Saved entries
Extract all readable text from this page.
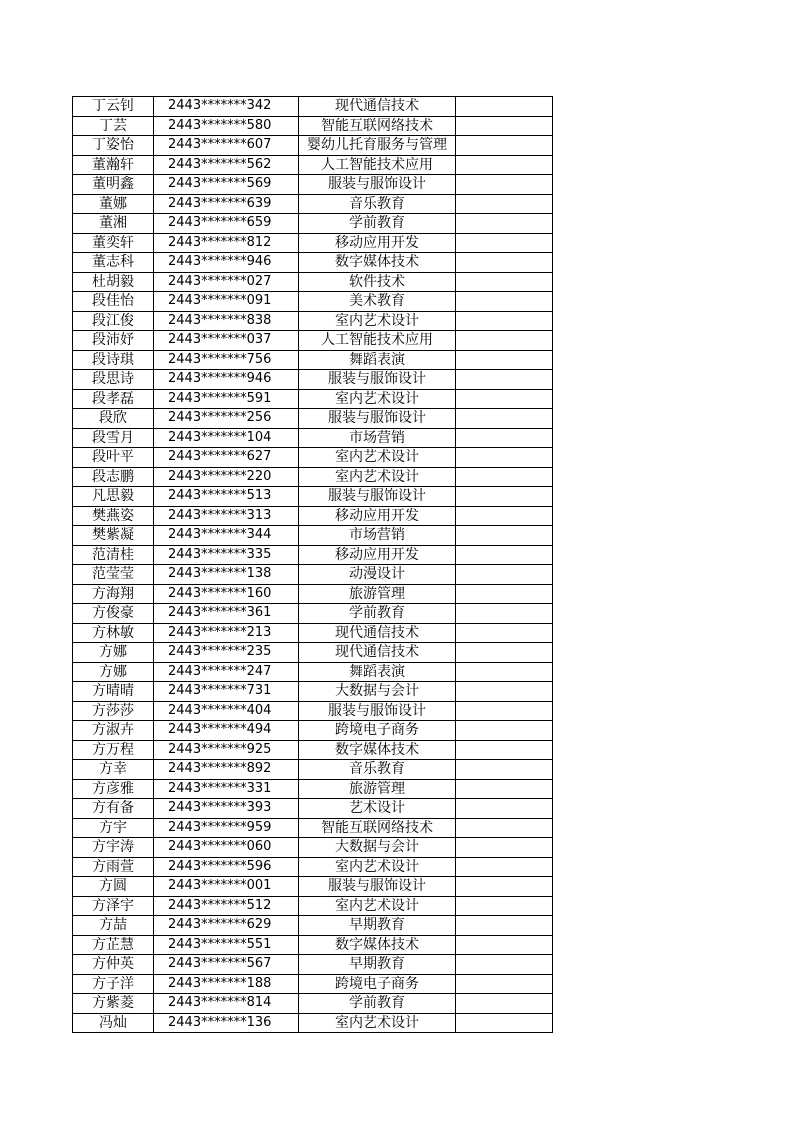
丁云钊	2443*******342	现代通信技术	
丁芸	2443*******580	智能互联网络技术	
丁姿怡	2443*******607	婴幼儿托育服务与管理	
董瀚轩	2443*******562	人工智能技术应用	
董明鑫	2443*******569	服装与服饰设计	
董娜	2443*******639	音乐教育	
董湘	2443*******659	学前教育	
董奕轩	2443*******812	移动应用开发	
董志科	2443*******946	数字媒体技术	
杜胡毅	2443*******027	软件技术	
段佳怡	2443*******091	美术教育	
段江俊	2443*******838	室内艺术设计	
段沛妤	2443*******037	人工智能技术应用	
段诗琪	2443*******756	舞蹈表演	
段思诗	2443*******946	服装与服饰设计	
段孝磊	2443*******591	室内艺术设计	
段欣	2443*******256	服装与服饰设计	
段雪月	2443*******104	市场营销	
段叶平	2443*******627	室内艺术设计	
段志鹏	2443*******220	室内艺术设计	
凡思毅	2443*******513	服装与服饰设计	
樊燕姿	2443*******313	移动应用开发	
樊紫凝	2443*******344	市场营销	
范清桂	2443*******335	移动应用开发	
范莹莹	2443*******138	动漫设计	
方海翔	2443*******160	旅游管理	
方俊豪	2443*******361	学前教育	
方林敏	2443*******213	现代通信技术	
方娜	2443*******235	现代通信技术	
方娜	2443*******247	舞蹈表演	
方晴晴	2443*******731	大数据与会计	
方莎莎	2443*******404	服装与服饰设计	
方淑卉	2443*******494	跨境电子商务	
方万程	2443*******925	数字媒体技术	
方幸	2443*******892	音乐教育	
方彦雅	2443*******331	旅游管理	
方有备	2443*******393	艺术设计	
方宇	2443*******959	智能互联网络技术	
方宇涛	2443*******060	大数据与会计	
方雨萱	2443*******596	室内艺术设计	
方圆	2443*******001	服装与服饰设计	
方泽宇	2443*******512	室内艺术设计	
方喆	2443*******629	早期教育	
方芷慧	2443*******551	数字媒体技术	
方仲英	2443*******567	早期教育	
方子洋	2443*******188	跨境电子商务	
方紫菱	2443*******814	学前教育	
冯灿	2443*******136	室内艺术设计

---

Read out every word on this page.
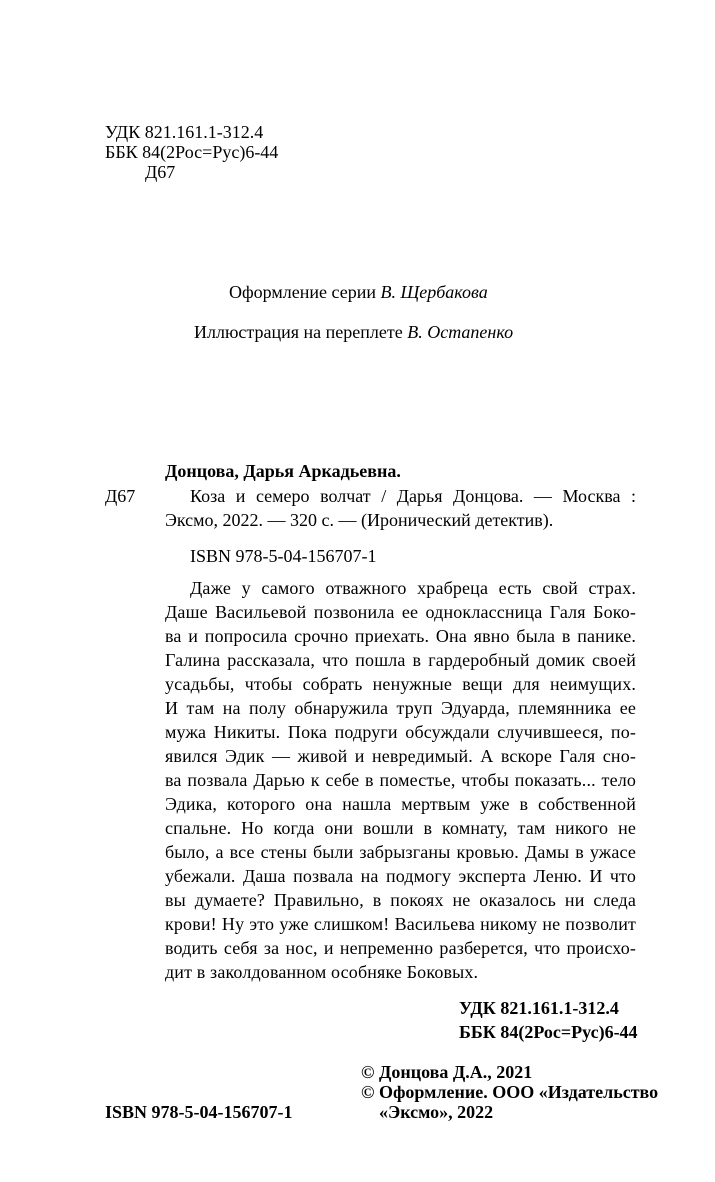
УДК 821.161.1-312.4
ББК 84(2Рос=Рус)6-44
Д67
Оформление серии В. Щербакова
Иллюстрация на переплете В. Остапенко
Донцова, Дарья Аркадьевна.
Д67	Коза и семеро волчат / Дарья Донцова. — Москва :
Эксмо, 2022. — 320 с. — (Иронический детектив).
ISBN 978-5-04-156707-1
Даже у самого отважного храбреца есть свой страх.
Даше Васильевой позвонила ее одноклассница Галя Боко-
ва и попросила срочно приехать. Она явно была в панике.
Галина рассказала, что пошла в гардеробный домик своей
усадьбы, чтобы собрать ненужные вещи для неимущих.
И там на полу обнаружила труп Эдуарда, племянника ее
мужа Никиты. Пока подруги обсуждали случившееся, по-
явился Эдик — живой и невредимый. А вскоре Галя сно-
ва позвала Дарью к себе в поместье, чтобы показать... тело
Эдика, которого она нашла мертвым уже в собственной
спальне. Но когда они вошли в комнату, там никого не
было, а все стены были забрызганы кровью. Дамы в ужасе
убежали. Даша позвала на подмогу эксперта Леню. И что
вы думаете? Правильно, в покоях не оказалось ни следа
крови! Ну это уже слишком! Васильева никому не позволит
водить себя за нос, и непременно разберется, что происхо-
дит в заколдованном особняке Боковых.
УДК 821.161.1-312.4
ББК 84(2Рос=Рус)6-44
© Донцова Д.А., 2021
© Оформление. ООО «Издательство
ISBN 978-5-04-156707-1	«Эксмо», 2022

The problem:
Whenever "Оформление" turns up in a line, pick that line out.

Response below:
Оформление серии В. Щербакова
© Оформление. ООО «Издательство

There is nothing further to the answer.